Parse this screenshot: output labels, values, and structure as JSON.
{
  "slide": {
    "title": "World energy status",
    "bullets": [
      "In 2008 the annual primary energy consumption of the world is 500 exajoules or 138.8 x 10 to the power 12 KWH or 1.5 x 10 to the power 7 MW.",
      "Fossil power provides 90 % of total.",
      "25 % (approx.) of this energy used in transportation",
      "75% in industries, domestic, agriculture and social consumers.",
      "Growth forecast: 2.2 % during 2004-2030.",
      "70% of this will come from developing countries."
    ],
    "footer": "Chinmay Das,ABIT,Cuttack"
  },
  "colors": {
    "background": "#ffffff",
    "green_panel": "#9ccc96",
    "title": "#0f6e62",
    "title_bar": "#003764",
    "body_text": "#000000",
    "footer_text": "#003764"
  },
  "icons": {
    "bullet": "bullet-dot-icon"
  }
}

==

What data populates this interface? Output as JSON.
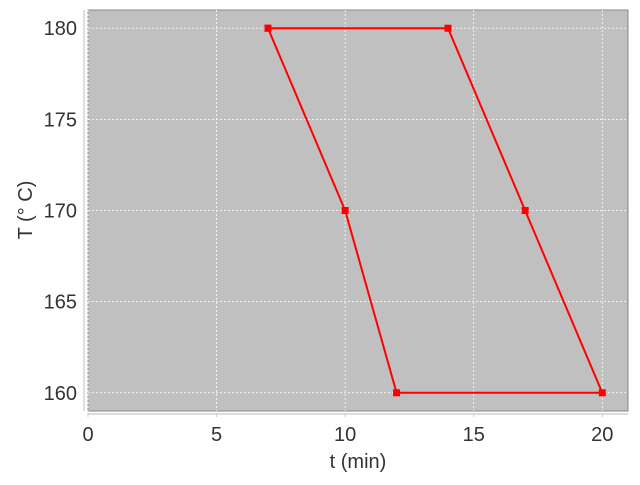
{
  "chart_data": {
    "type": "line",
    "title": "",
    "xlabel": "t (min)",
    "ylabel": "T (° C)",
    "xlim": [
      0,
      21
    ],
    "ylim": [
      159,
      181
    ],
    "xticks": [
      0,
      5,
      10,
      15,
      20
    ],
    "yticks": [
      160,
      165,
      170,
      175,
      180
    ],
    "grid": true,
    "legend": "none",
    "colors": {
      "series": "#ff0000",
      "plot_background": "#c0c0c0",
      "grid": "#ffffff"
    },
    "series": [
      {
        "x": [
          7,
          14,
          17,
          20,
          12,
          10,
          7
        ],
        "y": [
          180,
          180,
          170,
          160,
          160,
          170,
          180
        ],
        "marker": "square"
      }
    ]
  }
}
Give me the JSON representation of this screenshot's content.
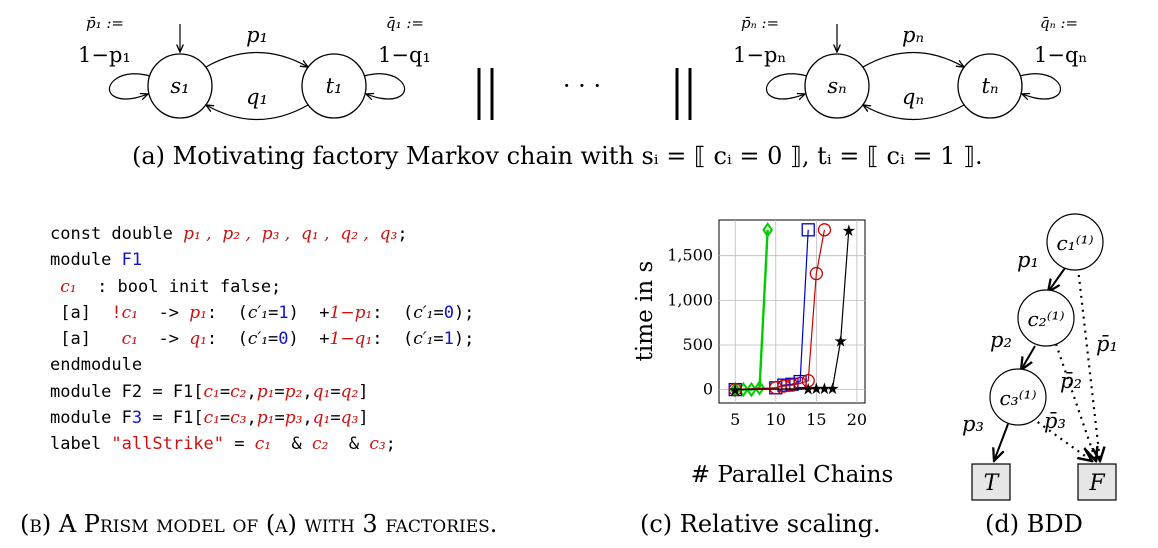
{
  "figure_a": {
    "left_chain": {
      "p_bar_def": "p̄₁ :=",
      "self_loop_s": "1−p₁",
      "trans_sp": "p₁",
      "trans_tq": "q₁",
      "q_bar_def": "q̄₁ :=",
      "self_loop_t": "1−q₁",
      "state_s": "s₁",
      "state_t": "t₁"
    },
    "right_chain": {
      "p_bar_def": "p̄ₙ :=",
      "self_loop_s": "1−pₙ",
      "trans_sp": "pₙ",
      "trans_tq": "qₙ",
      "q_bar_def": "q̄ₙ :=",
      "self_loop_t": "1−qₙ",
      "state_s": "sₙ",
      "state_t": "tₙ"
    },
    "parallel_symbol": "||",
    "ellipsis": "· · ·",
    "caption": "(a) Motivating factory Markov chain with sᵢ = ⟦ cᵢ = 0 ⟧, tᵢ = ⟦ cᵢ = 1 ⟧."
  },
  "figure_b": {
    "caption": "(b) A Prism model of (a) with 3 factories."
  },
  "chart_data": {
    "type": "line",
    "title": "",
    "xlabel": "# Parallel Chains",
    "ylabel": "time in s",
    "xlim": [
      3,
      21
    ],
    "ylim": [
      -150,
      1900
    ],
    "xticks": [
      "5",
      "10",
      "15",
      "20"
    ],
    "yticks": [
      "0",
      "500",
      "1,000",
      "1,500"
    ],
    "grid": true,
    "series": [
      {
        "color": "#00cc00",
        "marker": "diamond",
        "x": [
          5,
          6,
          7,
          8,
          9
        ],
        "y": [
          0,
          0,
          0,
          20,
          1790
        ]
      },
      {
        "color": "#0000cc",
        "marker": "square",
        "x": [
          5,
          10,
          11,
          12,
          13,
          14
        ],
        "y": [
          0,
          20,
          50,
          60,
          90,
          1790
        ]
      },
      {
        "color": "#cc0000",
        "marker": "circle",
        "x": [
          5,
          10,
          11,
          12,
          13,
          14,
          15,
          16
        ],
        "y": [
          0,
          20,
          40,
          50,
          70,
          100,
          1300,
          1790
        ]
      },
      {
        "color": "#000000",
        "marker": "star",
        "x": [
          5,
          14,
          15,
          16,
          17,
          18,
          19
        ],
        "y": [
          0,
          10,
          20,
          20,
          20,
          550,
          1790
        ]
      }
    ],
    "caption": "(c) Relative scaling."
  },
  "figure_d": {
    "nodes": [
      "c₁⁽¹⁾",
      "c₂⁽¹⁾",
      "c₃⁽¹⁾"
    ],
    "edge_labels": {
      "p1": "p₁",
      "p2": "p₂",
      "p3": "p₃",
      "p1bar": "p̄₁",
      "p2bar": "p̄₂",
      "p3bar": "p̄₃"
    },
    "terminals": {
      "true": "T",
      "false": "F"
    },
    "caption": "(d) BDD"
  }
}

==

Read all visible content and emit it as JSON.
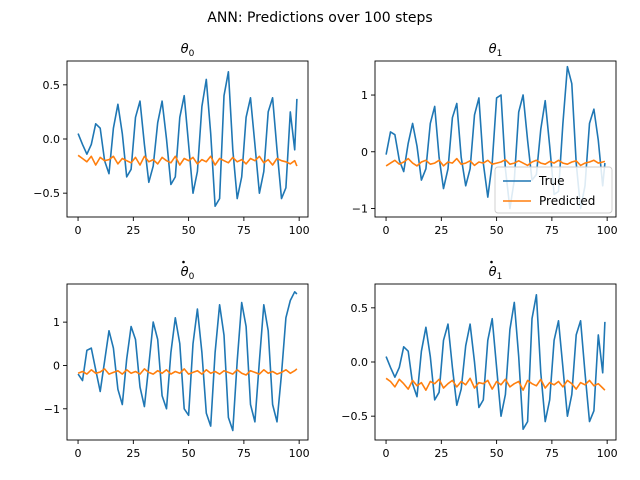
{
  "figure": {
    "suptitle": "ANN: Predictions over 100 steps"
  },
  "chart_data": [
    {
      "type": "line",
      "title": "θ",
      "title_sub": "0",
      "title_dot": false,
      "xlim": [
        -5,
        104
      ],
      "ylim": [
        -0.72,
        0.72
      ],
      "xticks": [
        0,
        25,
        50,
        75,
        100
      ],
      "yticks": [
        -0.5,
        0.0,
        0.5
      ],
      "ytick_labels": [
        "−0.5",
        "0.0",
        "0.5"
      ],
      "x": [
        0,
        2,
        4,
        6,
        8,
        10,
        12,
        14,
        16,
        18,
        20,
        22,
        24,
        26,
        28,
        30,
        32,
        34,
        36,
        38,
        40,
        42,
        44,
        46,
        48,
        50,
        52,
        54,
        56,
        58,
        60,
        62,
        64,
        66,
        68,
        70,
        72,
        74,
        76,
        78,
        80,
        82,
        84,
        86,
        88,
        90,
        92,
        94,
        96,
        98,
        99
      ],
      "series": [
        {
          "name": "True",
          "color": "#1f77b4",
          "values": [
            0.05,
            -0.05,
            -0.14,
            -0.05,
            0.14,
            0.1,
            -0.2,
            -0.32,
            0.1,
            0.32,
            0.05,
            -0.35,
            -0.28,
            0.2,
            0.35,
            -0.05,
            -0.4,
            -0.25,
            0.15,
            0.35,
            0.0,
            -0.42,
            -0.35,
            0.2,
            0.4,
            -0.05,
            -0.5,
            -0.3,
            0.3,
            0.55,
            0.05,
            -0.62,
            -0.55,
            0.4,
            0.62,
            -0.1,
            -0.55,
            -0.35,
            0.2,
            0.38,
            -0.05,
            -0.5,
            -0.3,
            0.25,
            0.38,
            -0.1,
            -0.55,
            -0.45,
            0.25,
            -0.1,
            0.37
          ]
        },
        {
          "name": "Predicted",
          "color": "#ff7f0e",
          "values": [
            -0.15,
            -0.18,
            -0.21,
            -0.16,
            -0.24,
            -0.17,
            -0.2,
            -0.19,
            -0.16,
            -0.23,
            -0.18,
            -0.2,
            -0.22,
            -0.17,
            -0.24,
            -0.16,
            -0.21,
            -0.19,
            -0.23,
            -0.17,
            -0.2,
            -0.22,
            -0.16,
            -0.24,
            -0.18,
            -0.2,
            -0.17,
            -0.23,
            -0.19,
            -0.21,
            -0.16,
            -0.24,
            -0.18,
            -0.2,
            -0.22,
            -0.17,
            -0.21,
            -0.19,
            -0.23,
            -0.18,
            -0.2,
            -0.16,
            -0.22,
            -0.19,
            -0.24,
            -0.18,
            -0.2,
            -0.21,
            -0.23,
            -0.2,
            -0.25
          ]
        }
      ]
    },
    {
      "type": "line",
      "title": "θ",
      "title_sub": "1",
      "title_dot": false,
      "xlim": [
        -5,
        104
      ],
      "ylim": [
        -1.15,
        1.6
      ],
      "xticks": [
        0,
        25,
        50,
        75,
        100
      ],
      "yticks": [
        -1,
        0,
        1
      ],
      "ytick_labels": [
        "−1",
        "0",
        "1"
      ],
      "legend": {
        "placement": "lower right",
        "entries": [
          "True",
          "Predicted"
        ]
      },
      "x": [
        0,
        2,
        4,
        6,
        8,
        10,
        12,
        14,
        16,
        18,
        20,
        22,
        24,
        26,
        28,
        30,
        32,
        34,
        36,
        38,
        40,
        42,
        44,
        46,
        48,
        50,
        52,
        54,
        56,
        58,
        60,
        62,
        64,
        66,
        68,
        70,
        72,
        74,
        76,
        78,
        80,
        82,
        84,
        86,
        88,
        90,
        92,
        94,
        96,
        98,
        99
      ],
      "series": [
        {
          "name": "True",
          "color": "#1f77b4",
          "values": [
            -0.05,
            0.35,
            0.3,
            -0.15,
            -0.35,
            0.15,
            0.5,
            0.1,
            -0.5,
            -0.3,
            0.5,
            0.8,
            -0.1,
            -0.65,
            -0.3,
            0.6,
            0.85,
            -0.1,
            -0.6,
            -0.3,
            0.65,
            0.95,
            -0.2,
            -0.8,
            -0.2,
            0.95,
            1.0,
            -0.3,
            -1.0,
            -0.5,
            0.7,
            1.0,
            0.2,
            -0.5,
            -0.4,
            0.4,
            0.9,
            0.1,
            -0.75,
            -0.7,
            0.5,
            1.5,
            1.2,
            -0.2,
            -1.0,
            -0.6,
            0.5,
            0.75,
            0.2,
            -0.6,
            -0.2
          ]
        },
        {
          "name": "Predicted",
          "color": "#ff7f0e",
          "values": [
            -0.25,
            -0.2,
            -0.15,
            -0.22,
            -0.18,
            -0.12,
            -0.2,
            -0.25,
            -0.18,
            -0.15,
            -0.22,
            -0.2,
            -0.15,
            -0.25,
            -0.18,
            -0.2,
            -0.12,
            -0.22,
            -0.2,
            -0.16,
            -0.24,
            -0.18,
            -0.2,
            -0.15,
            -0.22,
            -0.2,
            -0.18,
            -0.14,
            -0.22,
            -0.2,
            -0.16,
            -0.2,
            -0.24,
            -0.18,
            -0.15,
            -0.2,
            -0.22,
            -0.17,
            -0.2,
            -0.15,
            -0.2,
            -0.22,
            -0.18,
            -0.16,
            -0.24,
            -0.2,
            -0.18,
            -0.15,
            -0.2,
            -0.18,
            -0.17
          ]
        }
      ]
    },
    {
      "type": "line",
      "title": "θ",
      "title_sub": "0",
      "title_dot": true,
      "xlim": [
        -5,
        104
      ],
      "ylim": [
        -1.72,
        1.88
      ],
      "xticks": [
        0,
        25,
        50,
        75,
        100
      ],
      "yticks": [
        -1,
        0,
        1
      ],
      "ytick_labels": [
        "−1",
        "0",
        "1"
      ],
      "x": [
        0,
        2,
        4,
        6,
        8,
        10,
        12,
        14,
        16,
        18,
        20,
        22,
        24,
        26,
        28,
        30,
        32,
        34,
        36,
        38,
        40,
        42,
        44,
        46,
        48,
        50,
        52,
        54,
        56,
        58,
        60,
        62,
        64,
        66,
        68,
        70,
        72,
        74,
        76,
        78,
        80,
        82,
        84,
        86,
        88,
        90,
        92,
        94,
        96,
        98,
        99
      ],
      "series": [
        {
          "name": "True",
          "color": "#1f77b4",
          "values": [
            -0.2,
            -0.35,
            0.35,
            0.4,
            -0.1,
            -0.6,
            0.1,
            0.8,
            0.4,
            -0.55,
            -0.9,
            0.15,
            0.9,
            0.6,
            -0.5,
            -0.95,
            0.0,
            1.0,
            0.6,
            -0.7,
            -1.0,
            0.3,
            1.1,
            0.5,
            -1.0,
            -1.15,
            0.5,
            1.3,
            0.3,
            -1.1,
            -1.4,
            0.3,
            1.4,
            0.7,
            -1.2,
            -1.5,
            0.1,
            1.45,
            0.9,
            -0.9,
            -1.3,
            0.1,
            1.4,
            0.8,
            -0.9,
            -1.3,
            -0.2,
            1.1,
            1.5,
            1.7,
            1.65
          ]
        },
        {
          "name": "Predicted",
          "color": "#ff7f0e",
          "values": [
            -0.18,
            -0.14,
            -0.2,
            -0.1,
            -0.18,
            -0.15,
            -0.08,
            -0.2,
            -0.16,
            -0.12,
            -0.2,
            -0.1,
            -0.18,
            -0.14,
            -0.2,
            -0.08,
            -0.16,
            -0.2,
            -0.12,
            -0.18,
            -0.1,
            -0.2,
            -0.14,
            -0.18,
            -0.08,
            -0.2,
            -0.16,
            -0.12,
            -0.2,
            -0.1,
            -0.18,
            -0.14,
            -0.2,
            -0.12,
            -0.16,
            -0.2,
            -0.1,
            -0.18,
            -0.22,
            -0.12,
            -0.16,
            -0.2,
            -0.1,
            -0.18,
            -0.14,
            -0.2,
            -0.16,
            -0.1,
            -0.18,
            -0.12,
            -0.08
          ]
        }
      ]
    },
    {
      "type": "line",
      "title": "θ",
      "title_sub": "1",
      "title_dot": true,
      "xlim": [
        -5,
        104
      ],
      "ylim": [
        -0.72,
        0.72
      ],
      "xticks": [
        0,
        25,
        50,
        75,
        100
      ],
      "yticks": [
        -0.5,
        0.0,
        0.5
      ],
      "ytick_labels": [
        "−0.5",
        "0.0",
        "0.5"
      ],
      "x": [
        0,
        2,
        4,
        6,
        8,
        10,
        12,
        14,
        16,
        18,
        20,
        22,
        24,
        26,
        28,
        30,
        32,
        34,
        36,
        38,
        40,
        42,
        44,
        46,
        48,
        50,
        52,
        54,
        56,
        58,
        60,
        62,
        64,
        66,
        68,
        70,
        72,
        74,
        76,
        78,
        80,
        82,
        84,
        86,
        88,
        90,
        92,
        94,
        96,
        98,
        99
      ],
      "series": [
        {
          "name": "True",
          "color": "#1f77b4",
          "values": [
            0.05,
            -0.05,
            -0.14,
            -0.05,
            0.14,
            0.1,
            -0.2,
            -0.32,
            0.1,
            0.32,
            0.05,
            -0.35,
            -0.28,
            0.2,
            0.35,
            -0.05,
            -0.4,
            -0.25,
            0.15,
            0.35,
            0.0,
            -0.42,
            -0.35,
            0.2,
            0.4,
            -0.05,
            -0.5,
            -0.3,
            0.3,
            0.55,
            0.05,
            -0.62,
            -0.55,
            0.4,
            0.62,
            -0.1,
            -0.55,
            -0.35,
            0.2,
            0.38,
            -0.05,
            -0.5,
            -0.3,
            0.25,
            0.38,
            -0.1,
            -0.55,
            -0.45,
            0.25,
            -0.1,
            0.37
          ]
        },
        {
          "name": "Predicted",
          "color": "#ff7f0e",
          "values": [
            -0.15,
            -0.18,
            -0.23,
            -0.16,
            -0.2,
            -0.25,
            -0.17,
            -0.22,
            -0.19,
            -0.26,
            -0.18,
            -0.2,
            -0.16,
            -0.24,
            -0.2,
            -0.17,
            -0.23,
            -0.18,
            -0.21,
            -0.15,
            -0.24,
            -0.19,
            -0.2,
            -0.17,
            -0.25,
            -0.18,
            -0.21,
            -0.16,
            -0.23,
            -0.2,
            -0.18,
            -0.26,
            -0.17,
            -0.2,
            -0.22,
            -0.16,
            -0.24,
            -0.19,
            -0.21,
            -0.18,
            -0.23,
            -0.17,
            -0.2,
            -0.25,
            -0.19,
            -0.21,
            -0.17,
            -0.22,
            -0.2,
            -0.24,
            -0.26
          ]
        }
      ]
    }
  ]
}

_Short problem_:
Select every line above that contains the word "content", and copy it.

_Solution for this problem_:
Give me the JSON representation of this screenshot's content.
Read all visible content and emit it as JSON.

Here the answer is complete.